**Exercise requirements**
Could you continue the essay on requirements imposed on psychotherapy, starting after its last paragraph rather than with the rows?

**Provided text**

<<<<

If They Don’t Make You Happy, Sue Them

3 ..7

Let us take a closer look at these requirements. First is the need for a manualised treatment based on a protocol-like approach. This means that the therapist is reduced to an executive who has to follow the book – as a matter of fact, he or she is turned into the university professor’s research assistant who is not allowed to take any initiative during the treatment. Anyone with clinical experience knows that therapy doesn’t work this way, that each individual treatment is different because each client is different. In case there are people in the audience who think that this is only the case for psychoanalysis, I have a convincing anecdote. A couple of years ago, there was a big conference in my country at the occasion of 25th anniversary of the organisation for psychiatry and psychotherapy. I was one of the five keynote speakers; everyone of us had at least 20 years of clinical practice and each speaker represented a different psychotherapeutic school: behavioural, cognitive, systemic, experiential and psychoanalytic. In spite of our different backgrounds, we had at least one thing in common. During the panel discussion, it became obvious that not one of us followed his or her own book, let alone a manualised one. The explanation was very simple: we can’t predict beforehand what will be important during a particular treatment, and a good therapy is always to a certain extent tailor made to a particular client.

The second requirement concerns the need for a limited and preferably fixed number of therapeutic sessions. The insurance companies love this idea. Well, long term follow-up research has demonstrated what every experienced clinician knows: the effect of a psychotherapy is among other things determined by its length, and although most short term psychotherapies might initially be successful, there is an enormous relapse within one year. Again, the conclusion is quite clear: psychotherapy doesn’t work that way.

>>>>

**Data shown**
<<<<

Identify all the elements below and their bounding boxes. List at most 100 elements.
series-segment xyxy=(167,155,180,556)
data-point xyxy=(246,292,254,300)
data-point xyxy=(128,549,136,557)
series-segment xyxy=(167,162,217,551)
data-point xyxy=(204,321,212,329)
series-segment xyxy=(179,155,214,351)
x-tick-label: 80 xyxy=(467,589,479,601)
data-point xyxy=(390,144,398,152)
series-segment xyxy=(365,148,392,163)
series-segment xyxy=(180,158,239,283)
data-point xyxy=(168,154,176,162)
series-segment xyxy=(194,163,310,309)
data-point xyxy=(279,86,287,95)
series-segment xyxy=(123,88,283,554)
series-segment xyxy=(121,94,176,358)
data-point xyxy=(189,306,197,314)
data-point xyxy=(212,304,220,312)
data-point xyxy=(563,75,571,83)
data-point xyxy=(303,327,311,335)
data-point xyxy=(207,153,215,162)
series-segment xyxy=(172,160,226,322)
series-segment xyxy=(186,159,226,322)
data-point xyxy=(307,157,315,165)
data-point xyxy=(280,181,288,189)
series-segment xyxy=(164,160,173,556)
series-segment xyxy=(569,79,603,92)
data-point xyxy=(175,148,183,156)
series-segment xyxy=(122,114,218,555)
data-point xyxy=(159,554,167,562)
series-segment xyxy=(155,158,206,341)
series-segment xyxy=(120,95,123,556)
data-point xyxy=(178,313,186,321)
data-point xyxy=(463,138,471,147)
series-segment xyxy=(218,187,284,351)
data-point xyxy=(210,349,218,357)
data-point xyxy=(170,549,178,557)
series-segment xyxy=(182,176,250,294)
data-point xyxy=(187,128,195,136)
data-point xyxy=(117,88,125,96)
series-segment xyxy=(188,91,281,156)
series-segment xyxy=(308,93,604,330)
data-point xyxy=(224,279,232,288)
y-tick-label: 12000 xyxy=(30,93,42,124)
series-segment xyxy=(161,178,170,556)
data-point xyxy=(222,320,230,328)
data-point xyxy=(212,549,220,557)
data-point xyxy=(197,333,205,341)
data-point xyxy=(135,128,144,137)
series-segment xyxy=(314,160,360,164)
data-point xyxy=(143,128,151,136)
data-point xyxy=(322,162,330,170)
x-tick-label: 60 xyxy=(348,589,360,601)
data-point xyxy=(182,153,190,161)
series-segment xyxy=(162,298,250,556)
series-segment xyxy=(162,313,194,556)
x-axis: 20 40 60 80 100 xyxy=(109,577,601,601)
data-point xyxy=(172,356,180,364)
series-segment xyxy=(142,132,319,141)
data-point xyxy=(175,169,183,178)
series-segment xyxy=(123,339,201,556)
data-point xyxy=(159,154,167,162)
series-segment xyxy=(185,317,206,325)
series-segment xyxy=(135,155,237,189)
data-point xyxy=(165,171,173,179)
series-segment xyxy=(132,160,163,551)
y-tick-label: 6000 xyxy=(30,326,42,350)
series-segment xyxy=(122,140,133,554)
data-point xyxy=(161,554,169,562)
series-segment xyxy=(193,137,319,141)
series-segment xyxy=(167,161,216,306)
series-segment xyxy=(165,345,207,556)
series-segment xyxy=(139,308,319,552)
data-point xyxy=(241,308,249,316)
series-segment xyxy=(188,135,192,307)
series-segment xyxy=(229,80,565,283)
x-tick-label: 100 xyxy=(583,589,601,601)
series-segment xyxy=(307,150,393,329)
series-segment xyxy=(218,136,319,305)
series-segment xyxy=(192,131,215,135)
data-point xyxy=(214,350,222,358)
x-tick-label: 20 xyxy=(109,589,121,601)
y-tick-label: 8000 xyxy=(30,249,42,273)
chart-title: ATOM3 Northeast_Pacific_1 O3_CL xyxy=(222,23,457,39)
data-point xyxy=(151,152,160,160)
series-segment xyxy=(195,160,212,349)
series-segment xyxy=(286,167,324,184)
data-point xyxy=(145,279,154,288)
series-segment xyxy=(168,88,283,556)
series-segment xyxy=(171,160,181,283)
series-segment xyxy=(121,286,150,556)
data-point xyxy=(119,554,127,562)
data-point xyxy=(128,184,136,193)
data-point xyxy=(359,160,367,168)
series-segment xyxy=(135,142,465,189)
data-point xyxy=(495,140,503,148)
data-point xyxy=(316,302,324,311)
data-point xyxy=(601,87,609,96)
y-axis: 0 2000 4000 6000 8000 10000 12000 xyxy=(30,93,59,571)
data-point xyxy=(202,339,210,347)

>>>>

**Output below**
The third requirement is even more baffling, because the exclusion of every patient who suffers from co-morbidity means that about two thirds of the potential clients are excluded from these studies. I am always wondering where these researchers find these kinds of clients, I never see them! The moment you start listening to a patient with a supposedly “simple phobia” or an isolated “panic disorder”, things very quickly get more complicated, and the idea of “single” or “isolated” disappears quite fast.

Let us now return to the obligation for psychotherapy to prove its effectiveness. For the time being, the most accepted way to test it is by using the Evidence Based methodology. As I explained, this methodology can only be applied to a very limited number of psychotherapies and even then, for only a very limited number of patients. It is at this point that we meet a perverse twist with a disastrous effect. Instead of concluding that this methodology is too limited to do the job, the message is that every therapy that cannot be tested by RCT is simply not scientific or effective. This is what I call a perverse reversal and the perversity doesn’t stop there, on the contrary. The next step is that the insurance companies refuse to refund those therapies that are not tested. Next and consequently, the teaching institutes tend to focus nowadays almost exclusively on those few therapies that do match the criteria of the Evidence Based approach!